» **WHAT YOU WILL DO**: In the records below, find each line with the word "ylabel" and copy it.

(Items from a figure collection)
━━━━
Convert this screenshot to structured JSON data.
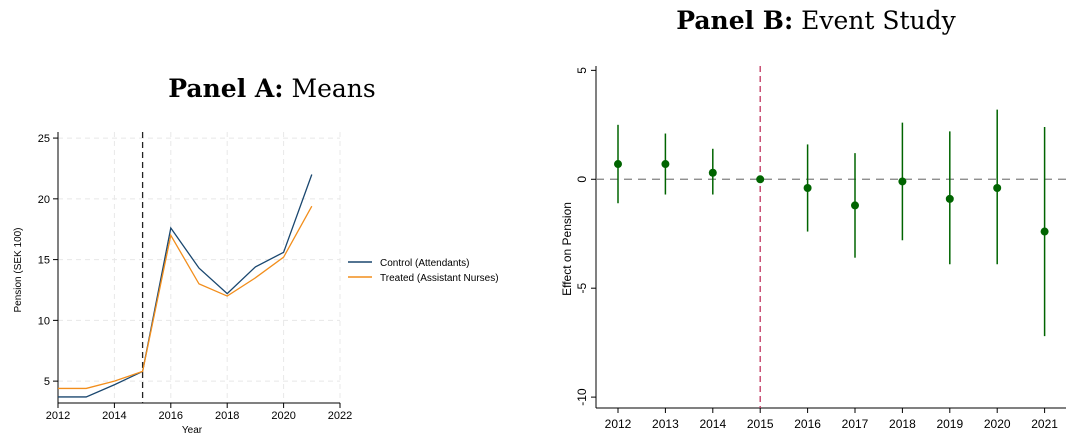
{
  "chart_data": [
    {
      "type": "line",
      "title_bold": "Panel A:",
      "title_rest": "Means",
      "xlabel": "Year",
      "ylabel": "Pension (SEK 100)",
      "xlim": [
        2012,
        2022
      ],
      "ylim": [
        3.2,
        25.5
      ],
      "xticks": [
        2012,
        2014,
        2016,
        2018,
        2020,
        2022
      ],
      "yticks": [
        5,
        10,
        15,
        20,
        25
      ],
      "grid": true,
      "vline": 2015,
      "legend_position": "right",
      "x": [
        2012,
        2013,
        2014,
        2015,
        2016,
        2017,
        2018,
        2019,
        2020,
        2021
      ],
      "series": [
        {
          "name": "Control (Attendants)",
          "color": "#1a476f",
          "values": [
            3.7,
            3.7,
            4.7,
            5.8,
            17.6,
            14.3,
            12.2,
            14.4,
            15.6,
            22.0
          ]
        },
        {
          "name": "Treated (Assistant Nurses)",
          "color": "#f28e1c",
          "values": [
            4.4,
            4.4,
            5.0,
            5.8,
            17.0,
            13.0,
            12.0,
            13.5,
            15.2,
            19.4
          ]
        }
      ]
    },
    {
      "type": "scatter",
      "title_bold": "Panel B:",
      "title_rest": "Event Study",
      "ylabel": "Effect on Pension",
      "xticks": [
        "2012",
        "2013",
        "2014",
        "2015",
        "2016",
        "2017",
        "2018",
        "2019",
        "2020",
        "2021"
      ],
      "yticks": [
        5,
        0,
        -5,
        -10
      ],
      "ylim": [
        -10.5,
        5.2
      ],
      "hline": 0,
      "vline": "2015",
      "point_color": "#006400",
      "vline_color": "#c0345e",
      "points": [
        {
          "x": "2012",
          "y": 0.7,
          "lo": -1.1,
          "hi": 2.5
        },
        {
          "x": "2013",
          "y": 0.7,
          "lo": -0.7,
          "hi": 2.1
        },
        {
          "x": "2014",
          "y": 0.3,
          "lo": -0.7,
          "hi": 1.4
        },
        {
          "x": "2015",
          "y": 0.0,
          "lo": 0.0,
          "hi": 0.0
        },
        {
          "x": "2016",
          "y": -0.4,
          "lo": -2.4,
          "hi": 1.6
        },
        {
          "x": "2017",
          "y": -1.2,
          "lo": -3.6,
          "hi": 1.2
        },
        {
          "x": "2018",
          "y": -0.1,
          "lo": -2.8,
          "hi": 2.6
        },
        {
          "x": "2019",
          "y": -0.9,
          "lo": -3.9,
          "hi": 2.2
        },
        {
          "x": "2020",
          "y": -0.4,
          "lo": -3.9,
          "hi": 3.2
        },
        {
          "x": "2021",
          "y": -2.4,
          "lo": -7.2,
          "hi": 2.4
        }
      ]
    }
  ]
}
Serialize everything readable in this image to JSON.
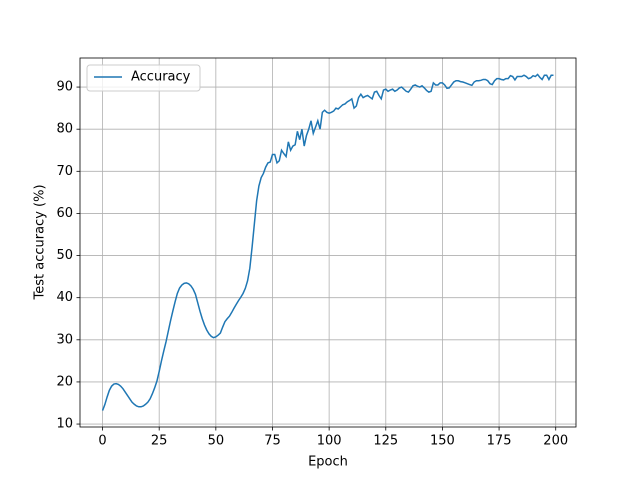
{
  "chart_data": {
    "type": "line",
    "xlabel": "Epoch",
    "ylabel": "Test accuracy (%)",
    "x": [
      0,
      1,
      2,
      3,
      4,
      5,
      6,
      7,
      8,
      9,
      10,
      11,
      12,
      13,
      14,
      15,
      16,
      17,
      18,
      19,
      20,
      21,
      22,
      23,
      24,
      25,
      26,
      27,
      28,
      29,
      30,
      31,
      32,
      33,
      34,
      35,
      36,
      37,
      38,
      39,
      40,
      41,
      42,
      43,
      44,
      45,
      46,
      47,
      48,
      49,
      50,
      51,
      52,
      53,
      54,
      55,
      56,
      57,
      58,
      59,
      60,
      61,
      62,
      63,
      64,
      65,
      66,
      67,
      68,
      69,
      70,
      71,
      72,
      73,
      74,
      75,
      76,
      77,
      78,
      79,
      80,
      81,
      82,
      83,
      84,
      85,
      86,
      87,
      88,
      89,
      90,
      91,
      92,
      93,
      94,
      95,
      96,
      97,
      98,
      99,
      100,
      101,
      102,
      103,
      104,
      105,
      106,
      107,
      108,
      109,
      110,
      111,
      112,
      113,
      114,
      115,
      116,
      117,
      118,
      119,
      120,
      121,
      122,
      123,
      124,
      125,
      126,
      127,
      128,
      129,
      130,
      131,
      132,
      133,
      134,
      135,
      136,
      137,
      138,
      139,
      140,
      141,
      142,
      143,
      144,
      145,
      146,
      147,
      148,
      149,
      150,
      151,
      152,
      153,
      154,
      155,
      156,
      157,
      158,
      159,
      160,
      161,
      162,
      163,
      164,
      165,
      166,
      167,
      168,
      169,
      170,
      171,
      172,
      173,
      174,
      175,
      176,
      177,
      178,
      179,
      180,
      181,
      182,
      183,
      184,
      185,
      186,
      187,
      188,
      189,
      190,
      191,
      192,
      193,
      194,
      195,
      196,
      197,
      198,
      199
    ],
    "series": [
      {
        "name": "Accuracy",
        "color": "#1f77b4",
        "values": [
          13.2,
          14.6,
          16.4,
          18,
          19,
          19.5,
          19.6,
          19.4,
          19,
          18.4,
          17.6,
          16.8,
          16,
          15.2,
          14.7,
          14.3,
          14.1,
          14.1,
          14.3,
          14.7,
          15.2,
          16,
          17.2,
          18.6,
          20.2,
          22.5,
          25,
          27.3,
          29.5,
          32,
          34.5,
          36.8,
          39,
          41,
          42.3,
          43,
          43.4,
          43.5,
          43.3,
          42.8,
          42,
          40.8,
          38.8,
          36.8,
          35,
          33.5,
          32.3,
          31.4,
          30.8,
          30.5,
          30.7,
          31.1,
          31.6,
          33,
          34.3,
          35,
          35.6,
          36.5,
          37.5,
          38.4,
          39.3,
          40.1,
          41,
          42.2,
          44,
          47,
          52,
          57.5,
          63,
          66.5,
          68.5,
          69.5,
          71,
          72,
          72.2,
          74,
          74,
          72,
          72.5,
          75,
          74.2,
          73.5,
          77,
          75,
          76,
          76.3,
          79.5,
          77.5,
          80,
          76,
          78.5,
          80,
          82,
          79,
          80.5,
          82,
          80,
          84,
          84.5,
          84,
          83.8,
          84,
          84.3,
          85,
          84.8,
          85.3,
          85.8,
          86,
          86.5,
          86.8,
          87.2,
          85,
          85.5,
          87.5,
          88.3,
          87.5,
          87.8,
          88,
          87.6,
          87.2,
          88.8,
          89,
          88,
          87.2,
          89.3,
          89.5,
          89,
          89.3,
          89.5,
          89,
          89.3,
          89.8,
          90,
          89.5,
          89,
          88.8,
          89.5,
          90.3,
          90.5,
          90.2,
          90,
          90.3,
          89.8,
          89.2,
          88.8,
          89,
          91,
          90.5,
          90.5,
          91,
          91,
          90.5,
          89.7,
          89.8,
          90.5,
          91.2,
          91.5,
          91.5,
          91.3,
          91.2,
          91,
          90.8,
          90.6,
          90.4,
          91.2,
          91.5,
          91.5,
          91.6,
          91.8,
          91.8,
          91.5,
          90.8,
          90.6,
          91.5,
          92,
          92,
          91.8,
          91.7,
          92,
          92,
          92.7,
          92.5,
          91.7,
          92.5,
          92.5,
          92.5,
          92.8,
          92.5,
          92,
          92.2,
          92.7,
          92.5,
          93,
          92.3,
          91.8,
          92.8,
          92.8,
          91.8,
          92.8,
          92.8
        ]
      }
    ],
    "xlim": [
      -9.95,
      208.95
    ],
    "xticks": [
      0,
      25,
      50,
      75,
      100,
      125,
      150,
      175,
      200
    ],
    "ylim": [
      9.3,
      96.9
    ],
    "yticks": [
      10,
      20,
      30,
      40,
      50,
      60,
      70,
      80,
      90
    ],
    "grid": true,
    "legend": "upper-left"
  }
}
━━━━
» **WRITTEN RESPONSE**:
      "ylabel": "Pension (SEK 100)",
      "ylabel": "Effect on Pension",
    "ylabel": "Test accuracy (%)",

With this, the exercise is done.